━━━━━ EXTRACT PROVIDED ━━━━━

On a multicountry tour of Africa this week, Secretary of State Antony Blinken has been making the case that the U.S. can be a — quote — "equal partner" with African nations.
In that vein, he recently announced a new partnership with Democratic Republic of Congo in an effort to protect some of that nation's natural treasures.
It's one of the most famous and extraordinary places on Earth. The Virunga National Forest, established in 1925, is now a Unesco World Heritage Site. This area, nested in the Congo Basin, is Africa's oldest national park. It's home to the only mountain gorillas left on the planet. But parts of this precious land are now up for auction.
Congo is selling 30 oil and gas drilling blocks across the Congo Basin, including some in the Virunga Park. The Congo Basin covers 1.3 billion acres. It spans across six nations, and its trees and soils and peat absorb about 4 percent of the world's annual carbon emissions.
The auction was announced last May in a video posted by the government on social media, encouraging oil and gas companies to bid. This week, on a visit to the capital, Kinshasa, Secretary of State Antony Blinken urged Congolese officials to prioritize environmental conservation.
Antony Blinken, U.S. Secretary of State: We had concerns about the announcement of the auction of these oil and gas exploration blocks. Some of the blocks infringe on sensitive rain forest and peatland areas, including in the Virunga National Park.

━━━━━

PROMPT: Update everything in the Virunga article from "Congo is selling" down to "prioritize environmental conservation.", swapping "social media" for "online platforms". The listing that comes after this text isn't needed.

━━━━━ RECORDED DATA ━━━━━

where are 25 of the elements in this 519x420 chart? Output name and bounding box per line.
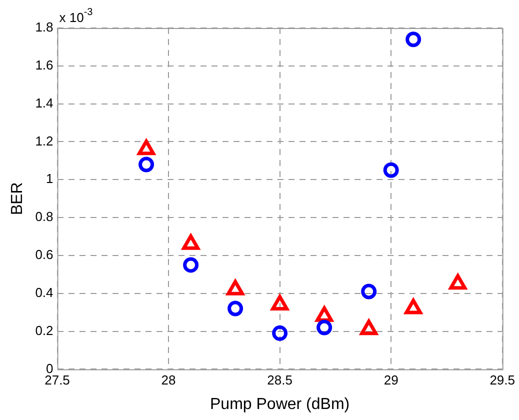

━━━━━

WRITTEN ANSWER:
Congo is selling 30 oil and gas drilling blocks across the Congo Basin, including some in the Virunga Park. The Congo Basin covers 1.3 billion acres. It spans across six nations, and its trees and soils and peat absorb about 4 percent of the world's annual carbon emissions.
The auction was announced last May in a video posted by the government on online platforms, encouraging oil and gas companies to bid. This week, on a visit to the capital, Kinshasa, Secretary of State Antony Blinken urged Congolese officials to prioritize environmental conservation.